Task
Below is a listing with pictures in it. Copy it exactly without them.

======

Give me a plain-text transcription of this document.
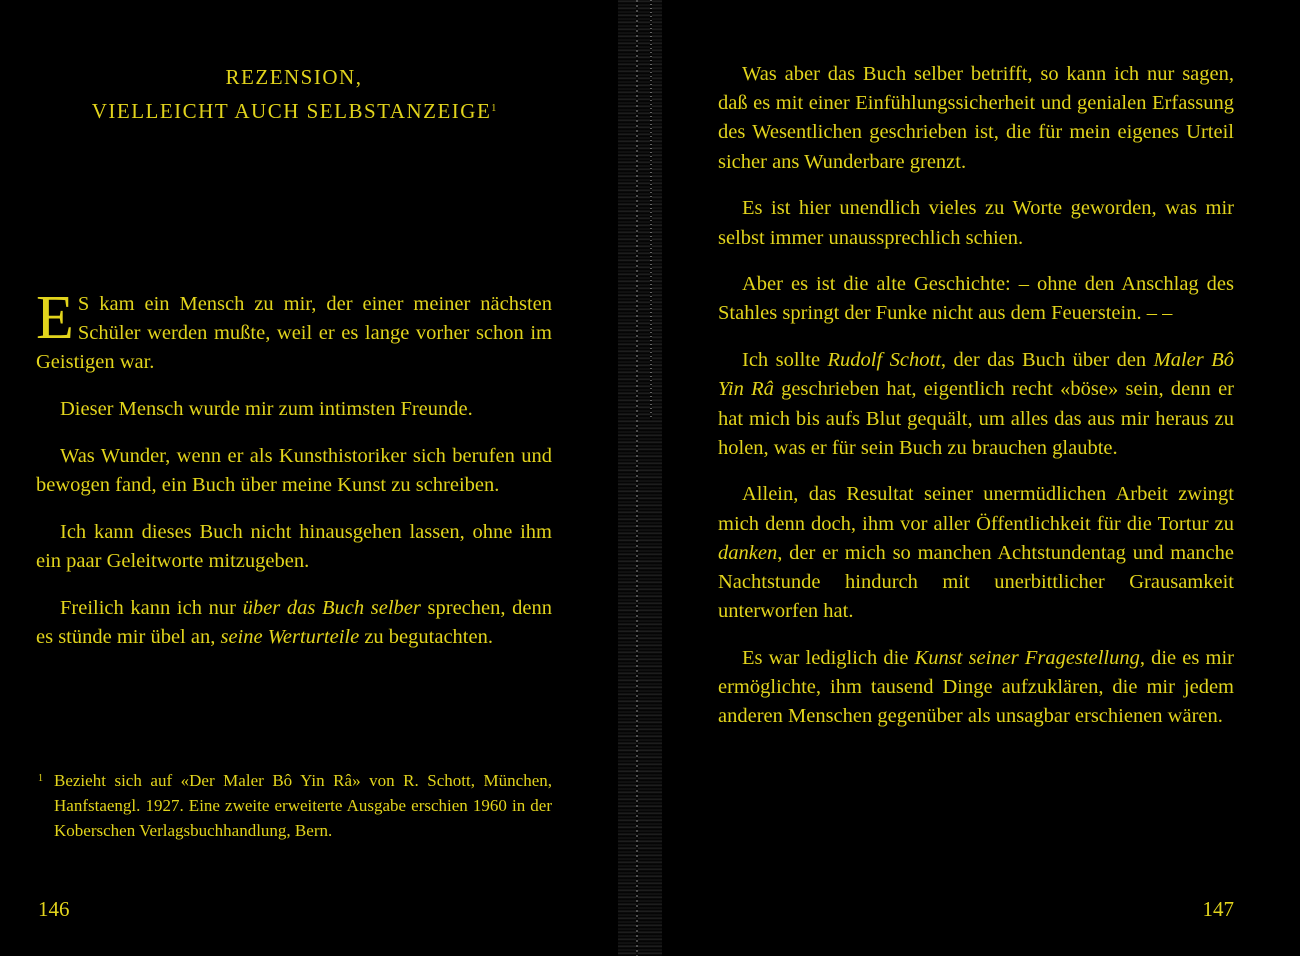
REZENSION,
VIELLEICHT AUCH SELBSTANZEIGE$^1$

E S kam ein Mensch zu mir, der einer meiner nächsten Schüler werden mußte, weil er es lange vorher schon im Geistigen war.

Dieser Mensch wurde mir zum intimsten Freunde.

Was Wunder, wenn er als Kunsthistoriker sich berufen und bewogen fand, ein Buch über meine Kunst zu schreiben.

Ich kann dieses Buch nicht hinausgehen lassen, ohne ihm ein paar Geleitworte mitzugeben.

Freilich kann ich nur über das Buch selber sprechen, denn es stünde mir übel an, seine Werturteile zu begutachten.

1 Bezieht sich auf «Der Maler Bô Yin Râ» von R. Schott, München, Hanfstaengl. 1927. Eine zweite erweiterte Ausgabe erschien 1960 in der Koberschen Verlagsbuchhandlung, Bern.
146

Was aber das Buch selber betrifft, so kann ich nur sagen, daß es mit einer Einfühlungssicherheit und genialen Erfassung des Wesentlichen geschrieben ist, die für mein eigenes Urteil sicher ans Wunderbare grenzt.

Es ist hier unendlich vieles zu Worte geworden, was mir selbst immer unaussprechlich schien.

Aber es ist die alte Geschichte: – ohne den Anschlag des Stahles springt der Funke nicht aus dem Feuerstein. – –

Ich sollte Rudolf Schott, der das Buch über den Maler Bô Yin Râ geschrieben hat, eigentlich recht «böse» sein, denn er hat mich bis aufs Blut gequält, um alles das aus mir heraus zu holen, was er für sein Buch zu brauchen glaubte.

Allein, das Resultat seiner unermüdlichen Arbeit zwingt mich denn doch, ihm vor aller Öffentlichkeit für die Tortur zu danken, der er mich so manchen Achtstundentag und manche Nachtstunde hindurch mit unerbittlicher Grausamkeit unterworfen hat.

Es war lediglich die Kunst seiner Fragestellung, die es mir ermöglichte, ihm tausend Dinge aufzuklären, die mir jedem anderen Menschen gegenüber als unsagbar erschienen wären.

147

======

Exercise output
Give me a plain-text transcription of this document.
REZENSION,
VIELLEICHT AUCH SELBSTANZEIGE$^1$

E S kam ein Mensch zu mir, der einer meiner nächsten Schüler werden mußte, weil er es lange vorher schon im Geistigen war.

Dieser Mensch wurde mir zum intimsten Freunde.

Was Wunder, wenn er als Kunsthistoriker sich berufen und bewogen fand, ein Buch über meine Kunst zu schreiben.

Ich kann dieses Buch nicht hinausgehen lassen, ohne ihm ein paar Geleitworte mitzugeben.

Freilich kann ich nur über das Buch selber sprechen, denn es stünde mir übel an, seine Werturteile zu begutachten.

1 Bezieht sich auf «Der Maler Bô Yin Râ» von R. Schott, München, Hanfstaengl. 1927. Eine zweite erweiterte Ausgabe erschien 1960 in der Koberschen Verlagsbuchhandlung, Bern.
146

Was aber das Buch selber betrifft, so kann ich nur sagen, daß es mit einer Einfühlungssicherheit und genialen Erfassung des Wesentlichen geschrieben ist, die für mein eigenes Urteil sicher ans Wunderbare grenzt.

Es ist hier unendlich vieles zu Worte geworden, was mir selbst immer unaussprechlich schien.

Aber es ist die alte Geschichte: – ohne den Anschlag des Stahles springt der Funke nicht aus dem Feuerstein. – –

Ich sollte Rudolf Schott, der das Buch über den Maler Bô Yin Râ geschrieben hat, eigentlich recht «böse» sein, denn er hat mich bis aufs Blut gequält, um alles das aus mir heraus zu holen, was er für sein Buch zu brauchen glaubte.

Allein, das Resultat seiner unermüdlichen Arbeit zwingt mich denn doch, ihm vor aller Öffentlichkeit für die Tortur zu danken, der er mich so manchen Achtstundentag und manche Nachtstunde hindurch mit unerbittlicher Grausamkeit unterworfen hat.

Es war lediglich die Kunst seiner Fragestellung, die es mir ermöglichte, ihm tausend Dinge aufzuklären, die mir jedem anderen Menschen gegenüber als unsagbar erschienen wären.

147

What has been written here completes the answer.